▸ **EXERCISE DIRECTIONS**:
Extract every line of the material below and reproduce it faithfully.

====== DATA PROVIDED ======

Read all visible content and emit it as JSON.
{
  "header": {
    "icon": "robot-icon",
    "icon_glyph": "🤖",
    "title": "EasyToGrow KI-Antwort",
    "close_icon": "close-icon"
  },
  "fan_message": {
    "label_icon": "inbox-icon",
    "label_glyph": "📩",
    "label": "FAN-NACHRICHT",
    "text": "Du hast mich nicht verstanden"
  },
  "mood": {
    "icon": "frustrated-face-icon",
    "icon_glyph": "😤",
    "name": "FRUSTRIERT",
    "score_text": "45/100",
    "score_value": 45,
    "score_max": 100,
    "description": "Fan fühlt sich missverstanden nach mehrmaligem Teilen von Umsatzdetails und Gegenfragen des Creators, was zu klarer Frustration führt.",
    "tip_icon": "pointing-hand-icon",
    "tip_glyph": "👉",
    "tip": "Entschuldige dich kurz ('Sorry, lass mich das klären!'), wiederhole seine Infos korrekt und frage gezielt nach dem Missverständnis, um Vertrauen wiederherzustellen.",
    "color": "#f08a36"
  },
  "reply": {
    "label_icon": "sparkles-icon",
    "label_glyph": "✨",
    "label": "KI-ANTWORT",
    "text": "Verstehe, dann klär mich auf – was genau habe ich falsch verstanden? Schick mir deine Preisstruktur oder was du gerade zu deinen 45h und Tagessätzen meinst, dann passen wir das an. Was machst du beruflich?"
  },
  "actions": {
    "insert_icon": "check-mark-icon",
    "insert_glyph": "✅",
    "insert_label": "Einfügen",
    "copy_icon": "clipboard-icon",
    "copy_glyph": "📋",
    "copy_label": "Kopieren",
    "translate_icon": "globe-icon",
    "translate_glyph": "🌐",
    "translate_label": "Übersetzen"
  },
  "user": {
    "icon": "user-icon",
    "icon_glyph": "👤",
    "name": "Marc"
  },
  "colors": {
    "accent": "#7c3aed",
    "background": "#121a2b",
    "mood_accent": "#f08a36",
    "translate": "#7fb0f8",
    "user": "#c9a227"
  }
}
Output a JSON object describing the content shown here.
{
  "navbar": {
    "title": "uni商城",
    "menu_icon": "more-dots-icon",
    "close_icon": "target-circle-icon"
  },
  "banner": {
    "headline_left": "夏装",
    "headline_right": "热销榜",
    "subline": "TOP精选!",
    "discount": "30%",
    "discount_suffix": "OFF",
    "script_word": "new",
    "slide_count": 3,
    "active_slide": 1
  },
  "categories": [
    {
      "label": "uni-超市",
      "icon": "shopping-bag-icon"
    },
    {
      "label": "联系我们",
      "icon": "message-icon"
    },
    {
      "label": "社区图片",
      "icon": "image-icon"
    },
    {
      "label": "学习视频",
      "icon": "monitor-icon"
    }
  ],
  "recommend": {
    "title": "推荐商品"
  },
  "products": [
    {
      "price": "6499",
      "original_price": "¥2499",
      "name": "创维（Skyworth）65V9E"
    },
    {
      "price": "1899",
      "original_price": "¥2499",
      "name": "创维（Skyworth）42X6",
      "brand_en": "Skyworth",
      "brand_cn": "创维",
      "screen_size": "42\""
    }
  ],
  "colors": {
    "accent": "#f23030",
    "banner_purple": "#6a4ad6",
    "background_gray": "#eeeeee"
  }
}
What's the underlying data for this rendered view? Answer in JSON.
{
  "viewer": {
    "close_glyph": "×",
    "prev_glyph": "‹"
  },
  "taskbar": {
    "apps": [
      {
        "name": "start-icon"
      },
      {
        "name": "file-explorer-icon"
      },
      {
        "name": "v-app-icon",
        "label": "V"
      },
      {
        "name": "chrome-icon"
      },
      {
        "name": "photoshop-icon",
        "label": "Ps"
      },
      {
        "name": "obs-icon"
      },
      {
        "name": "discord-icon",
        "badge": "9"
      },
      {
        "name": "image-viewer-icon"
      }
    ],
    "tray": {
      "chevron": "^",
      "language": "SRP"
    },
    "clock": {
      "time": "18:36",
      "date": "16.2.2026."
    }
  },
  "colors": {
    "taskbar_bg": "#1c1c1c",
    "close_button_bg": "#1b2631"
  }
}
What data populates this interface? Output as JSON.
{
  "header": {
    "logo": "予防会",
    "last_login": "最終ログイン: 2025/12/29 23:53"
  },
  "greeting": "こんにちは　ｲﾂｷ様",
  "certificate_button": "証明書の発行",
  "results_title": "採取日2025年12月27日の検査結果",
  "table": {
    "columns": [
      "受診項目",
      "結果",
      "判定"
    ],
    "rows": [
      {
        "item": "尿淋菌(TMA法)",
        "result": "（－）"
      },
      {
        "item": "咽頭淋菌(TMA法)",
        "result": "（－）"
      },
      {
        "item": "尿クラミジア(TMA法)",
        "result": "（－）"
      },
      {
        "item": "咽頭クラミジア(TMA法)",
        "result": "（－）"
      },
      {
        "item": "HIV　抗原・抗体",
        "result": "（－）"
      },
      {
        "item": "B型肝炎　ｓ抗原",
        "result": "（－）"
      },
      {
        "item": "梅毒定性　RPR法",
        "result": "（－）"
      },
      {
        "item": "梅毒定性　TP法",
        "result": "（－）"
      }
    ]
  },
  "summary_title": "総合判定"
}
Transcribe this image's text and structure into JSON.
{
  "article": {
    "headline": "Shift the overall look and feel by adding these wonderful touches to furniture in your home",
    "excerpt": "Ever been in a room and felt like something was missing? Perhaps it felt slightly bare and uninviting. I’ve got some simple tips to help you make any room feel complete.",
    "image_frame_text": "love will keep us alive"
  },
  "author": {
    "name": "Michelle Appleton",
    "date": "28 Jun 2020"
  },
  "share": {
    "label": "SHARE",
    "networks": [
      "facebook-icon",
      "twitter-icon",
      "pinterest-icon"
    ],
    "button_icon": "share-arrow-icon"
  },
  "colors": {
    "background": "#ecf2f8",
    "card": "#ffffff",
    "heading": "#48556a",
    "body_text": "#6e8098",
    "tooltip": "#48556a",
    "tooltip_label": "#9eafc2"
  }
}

======

▸ **SOLUTION**:
Read all visible content and emit it as JSON.
{
  "header": {
    "icon": "robot-icon",
    "icon_glyph": "🤖",
    "title": "EasyToGrow KI-Antwort",
    "close_icon": "close-icon"
  },
  "fan_message": {
    "label_icon": "inbox-icon",
    "label_glyph": "📩",
    "label": "FAN-NACHRICHT",
    "text": "Du hast mich nicht verstanden"
  },
  "mood": {
    "icon": "frustrated-face-icon",
    "icon_glyph": "😤",
    "name": "FRUSTRIERT",
    "score_text": "45/100",
    "score_value": 45,
    "score_max": 100,
    "description": "Fan fühlt sich missverstanden nach mehrmaligem Teilen von Umsatzdetails und Gegenfragen des Creators, was zu klarer Frustration führt.",
    "tip_icon": "pointing-hand-icon",
    "tip_glyph": "👉",
    "tip": "Entschuldige dich kurz ('Sorry, lass mich das klären!'), wiederhole seine Infos korrekt und frage gezielt nach dem Missverständnis, um Vertrauen wiederherzustellen.",
    "color": "#f08a36"
  },
  "reply": {
    "label_icon": "sparkles-icon",
    "label_glyph": "✨",
    "label": "KI-ANTWORT",
    "text": "Verstehe, dann klär mich auf – was genau habe ich falsch verstanden? Schick mir deine Preisstruktur oder was du gerade zu deinen 45h und Tagessätzen meinst, dann passen wir das an. Was machst du beruflich?"
  },
  "actions": {
    "insert_icon": "check-mark-icon",
    "insert_glyph": "✅",
    "insert_label": "Einfügen",
    "copy_icon": "clipboard-icon",
    "copy_glyph": "📋",
    "copy_label": "Kopieren",
    "translate_icon": "globe-icon",
    "translate_glyph": "🌐",
    "translate_label": "Übersetzen"
  },
  "user": {
    "icon": "user-icon",
    "icon_glyph": "👤",
    "name": "Marc"
  },
  "colors": {
    "accent": "#7c3aed",
    "background": "#121a2b",
    "mood_accent": "#f08a36",
    "translate": "#7fb0f8",
    "user": "#c9a227"
  }
}
Output a JSON object describing the content shown here.
{
  "navbar": {
    "title": "uni商城",
    "menu_icon": "more-dots-icon",
    "close_icon": "target-circle-icon"
  },
  "banner": {
    "headline_left": "夏装",
    "headline_right": "热销榜",
    "subline": "TOP精选!",
    "discount": "30%",
    "discount_suffix": "OFF",
    "script_word": "new",
    "slide_count": 3,
    "active_slide": 1
  },
  "categories": [
    {
      "label": "uni-超市",
      "icon": "shopping-bag-icon"
    },
    {
      "label": "联系我们",
      "icon": "message-icon"
    },
    {
      "label": "社区图片",
      "icon": "image-icon"
    },
    {
      "label": "学习视频",
      "icon": "monitor-icon"
    }
  ],
  "recommend": {
    "title": "推荐商品"
  },
  "products": [
    {
      "price": "6499",
      "original_price": "¥2499",
      "name": "创维（Skyworth）65V9E"
    },
    {
      "price": "1899",
      "original_price": "¥2499",
      "name": "创维（Skyworth）42X6",
      "brand_en": "Skyworth",
      "brand_cn": "创维",
      "screen_size": "42\""
    }
  ],
  "colors": {
    "accent": "#f23030",
    "banner_purple": "#6a4ad6",
    "background_gray": "#eeeeee"
  }
}
What's the underlying data for this rendered view? Answer in JSON.
{
  "viewer": {
    "close_glyph": "×",
    "prev_glyph": "‹"
  },
  "taskbar": {
    "apps": [
      {
        "name": "start-icon"
      },
      {
        "name": "file-explorer-icon"
      },
      {
        "name": "v-app-icon",
        "label": "V"
      },
      {
        "name": "chrome-icon"
      },
      {
        "name": "photoshop-icon",
        "label": "Ps"
      },
      {
        "name": "obs-icon"
      },
      {
        "name": "discord-icon",
        "badge": "9"
      },
      {
        "name": "image-viewer-icon"
      }
    ],
    "tray": {
      "chevron": "^",
      "language": "SRP"
    },
    "clock": {
      "time": "18:36",
      "date": "16.2.2026."
    }
  },
  "colors": {
    "taskbar_bg": "#1c1c1c",
    "close_button_bg": "#1b2631"
  }
}
What data populates this interface? Output as JSON.
{
  "header": {
    "logo": "予防会",
    "last_login": "最終ログイン: 2025/12/29 23:53"
  },
  "greeting": "こんにちは　ｲﾂｷ様",
  "certificate_button": "証明書の発行",
  "results_title": "採取日2025年12月27日の検査結果",
  "table": {
    "columns": [
      "受診項目",
      "結果",
      "判定"
    ],
    "rows": [
      {
        "item": "尿淋菌(TMA法)",
        "result": "（－）"
      },
      {
        "item": "咽頭淋菌(TMA法)",
        "result": "（－）"
      },
      {
        "item": "尿クラミジア(TMA法)",
        "result": "（－）"
      },
      {
        "item": "咽頭クラミジア(TMA法)",
        "result": "（－）"
      },
      {
        "item": "HIV　抗原・抗体",
        "result": "（－）"
      },
      {
        "item": "B型肝炎　ｓ抗原",
        "result": "（－）"
      },
      {
        "item": "梅毒定性　RPR法",
        "result": "（－）"
      },
      {
        "item": "梅毒定性　TP法",
        "result": "（－）"
      }
    ]
  },
  "summary_title": "総合判定"
}
Transcribe this image's text and structure into JSON.
{
  "article": {
    "headline": "Shift the overall look and feel by adding these wonderful touches to furniture in your home",
    "excerpt": "Ever been in a room and felt like something was missing? Perhaps it felt slightly bare and uninviting. I’ve got some simple tips to help you make any room feel complete.",
    "image_frame_text": "love will keep us alive"
  },
  "author": {
    "name": "Michelle Appleton",
    "date": "28 Jun 2020"
  },
  "share": {
    "label": "SHARE",
    "networks": [
      "facebook-icon",
      "twitter-icon",
      "pinterest-icon"
    ],
    "button_icon": "share-arrow-icon"
  },
  "colors": {
    "background": "#ecf2f8",
    "card": "#ffffff",
    "heading": "#48556a",
    "body_text": "#6e8098",
    "tooltip": "#48556a",
    "tooltip_label": "#9eafc2"
  }
}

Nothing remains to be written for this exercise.